Work to be completed - Reproduce every line of the material below verbatim, omitting any picture.
== Dataset excerpts
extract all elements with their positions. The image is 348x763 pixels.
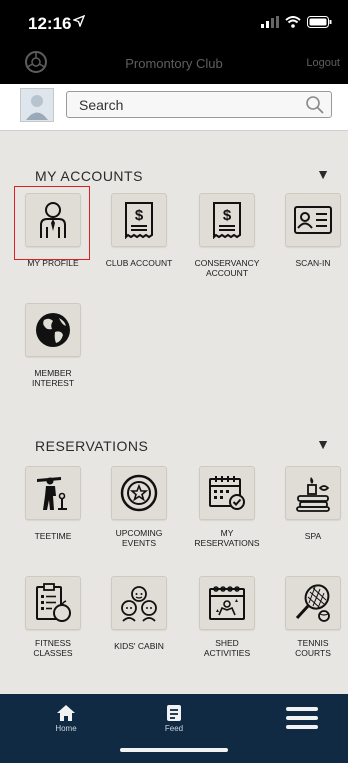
- spa-icon: [285, 466, 341, 520]
- tile-teetime[interactable]: TEETIME: [10, 456, 96, 576]
- shed-calendar-icon: [199, 576, 255, 630]
- tile-my-profile[interactable]: MY PROFILE: [10, 183, 96, 303]
- person-icon: [25, 193, 81, 247]
- tile-label: UPCOMING EVENTS: [115, 528, 163, 548]
- search-input[interactable]: Search: [66, 91, 332, 118]
- home-icon: [36, 704, 96, 724]
- clipboard-apple-icon: [25, 576, 81, 630]
- invoice-icon: $: [111, 193, 167, 247]
- tile-spa[interactable]: SPA: [270, 456, 348, 576]
- tile-scan-in[interactable]: SCAN-IN: [270, 183, 348, 303]
- search-icon[interactable]: [305, 95, 325, 120]
- nav-home-label: Home: [55, 724, 77, 733]
- tile-label: CONSERVANCY ACCOUNT: [194, 258, 260, 278]
- invoice-icon: $: [199, 193, 255, 247]
- id-card-icon: [285, 193, 341, 247]
- tile-fitness-classes[interactable]: FITNESS CLASSES: [10, 566, 96, 686]
- home-indicator: [120, 748, 228, 752]
- tile-shed-activities[interactable]: SHED ACTIVITIES: [184, 566, 270, 686]
- tile-label: SCAN-IN: [295, 258, 331, 268]
- battery-icon: [307, 15, 332, 33]
- tile-conservancy-account[interactable]: $ CONSERVANCY ACCOUNT: [184, 183, 270, 303]
- tile-label: SPA: [304, 531, 322, 541]
- nav-feed[interactable]: Feed: [144, 704, 204, 733]
- feed-icon: [144, 704, 204, 724]
- search-placeholder: Search: [79, 97, 124, 113]
- tile-label: KIDS' CABIN: [114, 641, 164, 651]
- golfer-icon: [25, 466, 81, 520]
- tile-my-reservations[interactable]: MY RESERVATIONS: [184, 456, 270, 576]
- section-title-accounts: MY ACCOUNTS: [35, 168, 143, 184]
- star-badge-icon: [111, 466, 167, 520]
- section-title-reservations: RESERVATIONS: [35, 438, 149, 454]
- tile-label: TEETIME: [34, 531, 72, 541]
- svg-text:$: $: [135, 207, 144, 224]
- globe-icon: [25, 303, 81, 357]
- tile-label: MEMBER INTEREST: [31, 368, 75, 388]
- tile-kids-cabin[interactable]: KIDS' CABIN: [96, 566, 182, 686]
- nav-feed-label: Feed: [164, 724, 184, 733]
- search-bar: Search: [0, 84, 348, 131]
- svg-text:$: $: [223, 207, 232, 224]
- bottom-nav: Home Feed: [0, 694, 348, 763]
- nav-home[interactable]: Home: [36, 704, 96, 733]
- tile-label: SHED ACTIVITIES: [203, 638, 251, 658]
- location-arrow-icon: [71, 14, 86, 30]
- tile-label: MY RESERVATIONS: [194, 528, 260, 548]
- calendar-check-icon: [199, 466, 255, 520]
- avatar[interactable]: [20, 88, 54, 122]
- kids-icon: [111, 576, 167, 630]
- app-header: Promontory Club Logout: [0, 44, 348, 84]
- tile-club-account[interactable]: $ CLUB ACCOUNT: [96, 183, 182, 303]
- tile-tennis-courts[interactable]: TENNIS COURTS: [270, 566, 348, 686]
- tile-label: MY PROFILE: [27, 258, 79, 268]
- status-bar: 12:16: [0, 0, 348, 44]
- signal-icon: [261, 15, 279, 33]
- wifi-icon: [285, 15, 301, 33]
- tile-member-interest[interactable]: MEMBER INTEREST: [10, 293, 96, 413]
- app-title: Promontory Club: [125, 56, 223, 71]
- tile-label: FITNESS CLASSES: [33, 638, 73, 658]
- tennis-icon: [285, 576, 341, 630]
- collapse-accounts-icon[interactable]: ▼: [316, 166, 330, 182]
- logout-button[interactable]: Logout: [306, 57, 340, 69]
- tile-label: CLUB ACCOUNT: [105, 258, 173, 268]
- tile-upcoming-events[interactable]: UPCOMING EVENTS: [96, 456, 182, 576]
- tile-label: TENNIS COURTS: [295, 638, 331, 658]
- collapse-reservations-icon[interactable]: ▼: [316, 436, 330, 452]
- status-time: 12:16: [28, 14, 72, 33]
- menu-icon[interactable]: [272, 706, 332, 732]
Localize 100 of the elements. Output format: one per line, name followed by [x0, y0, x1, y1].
====
Final result -
extract all elements with their positions. The image is 348x763 pixels.
- spa-icon: [285, 466, 341, 520]
- tile-teetime[interactable]: TEETIME: [10, 456, 96, 576]
- shed-calendar-icon: [199, 576, 255, 630]
- tile-my-profile[interactable]: MY PROFILE: [10, 183, 96, 303]
- person-icon: [25, 193, 81, 247]
- tile-label: UPCOMING EVENTS: [115, 528, 163, 548]
- search-input[interactable]: Search: [66, 91, 332, 118]
- home-icon: [36, 704, 96, 724]
- clipboard-apple-icon: [25, 576, 81, 630]
- invoice-icon: $: [111, 193, 167, 247]
- tile-spa[interactable]: SPA: [270, 456, 348, 576]
- tile-scan-in[interactable]: SCAN-IN: [270, 183, 348, 303]
- search-icon[interactable]: [305, 95, 325, 120]
- nav-home-label: Home: [55, 724, 77, 733]
- tile-label: CONSERVANCY ACCOUNT: [194, 258, 260, 278]
- invoice-icon: $: [199, 193, 255, 247]
- id-card-icon: [285, 193, 341, 247]
- tile-fitness-classes[interactable]: FITNESS CLASSES: [10, 566, 96, 686]
- home-indicator: [120, 748, 228, 752]
- tile-shed-activities[interactable]: SHED ACTIVITIES: [184, 566, 270, 686]
- tile-label: SCAN-IN: [295, 258, 331, 268]
- battery-icon: [307, 15, 332, 33]
- tile-conservancy-account[interactable]: $ CONSERVANCY ACCOUNT: [184, 183, 270, 303]
- tile-label: SPA: [304, 531, 322, 541]
- nav-feed[interactable]: Feed: [144, 704, 204, 733]
- feed-icon: [144, 704, 204, 724]
- search-placeholder: Search: [79, 97, 124, 113]
- tile-label: KIDS' CABIN: [114, 641, 164, 651]
- golfer-icon: [25, 466, 81, 520]
- tile-my-reservations[interactable]: MY RESERVATIONS: [184, 456, 270, 576]
- section-title-accounts: MY ACCOUNTS: [35, 168, 143, 184]
- star-badge-icon: [111, 466, 167, 520]
- section-title-reservations: RESERVATIONS: [35, 438, 149, 454]
- tile-label: TEETIME: [34, 531, 72, 541]
- svg-text:$: $: [135, 207, 144, 224]
- globe-icon: [25, 303, 81, 357]
- tile-label: MEMBER INTEREST: [31, 368, 75, 388]
- tile-kids-cabin[interactable]: KIDS' CABIN: [96, 566, 182, 686]
- nav-feed-label: Feed: [164, 724, 184, 733]
- search-bar: Search: [0, 84, 348, 131]
- svg-text:$: $: [223, 207, 232, 224]
- bottom-nav: Home Feed: [0, 694, 348, 763]
- nav-home[interactable]: Home: [36, 704, 96, 733]
- tile-label: SHED ACTIVITIES: [203, 638, 251, 658]
- location-arrow-icon: [71, 14, 86, 30]
- tile-label: MY RESERVATIONS: [194, 528, 260, 548]
- calendar-check-icon: [199, 466, 255, 520]
- avatar[interactable]: [20, 88, 54, 122]
- kids-icon: [111, 576, 167, 630]
- app-header: Promontory Club Logout: [0, 44, 348, 84]
- tile-club-account[interactable]: $ CLUB ACCOUNT: [96, 183, 182, 303]
- tile-tennis-courts[interactable]: TENNIS COURTS: [270, 566, 348, 686]
- tile-label: MY PROFILE: [27, 258, 79, 268]
- status-bar: 12:16: [0, 0, 348, 44]
- signal-icon: [261, 15, 279, 33]
- wifi-icon: [285, 15, 301, 33]
- tile-member-interest[interactable]: MEMBER INTEREST: [10, 293, 96, 413]
- app-title: Promontory Club: [125, 56, 223, 71]
- tile-label: FITNESS CLASSES: [33, 638, 73, 658]
- tennis-icon: [285, 576, 341, 630]
- collapse-accounts-icon[interactable]: ▼: [316, 166, 330, 182]
- logout-button[interactable]: Logout: [306, 57, 340, 69]
- tile-label: CLUB ACCOUNT: [105, 258, 173, 268]
- tile-upcoming-events[interactable]: UPCOMING EVENTS: [96, 456, 182, 576]
- tile-label: TENNIS COURTS: [295, 638, 331, 658]
- collapse-reservations-icon[interactable]: ▼: [316, 436, 330, 452]
- status-time: 12:16: [28, 14, 72, 33]
- menu-icon[interactable]: [272, 706, 332, 732]
Localize 100 of the elements. Output format: one per line, name followed by [x0, y0, x1, y1].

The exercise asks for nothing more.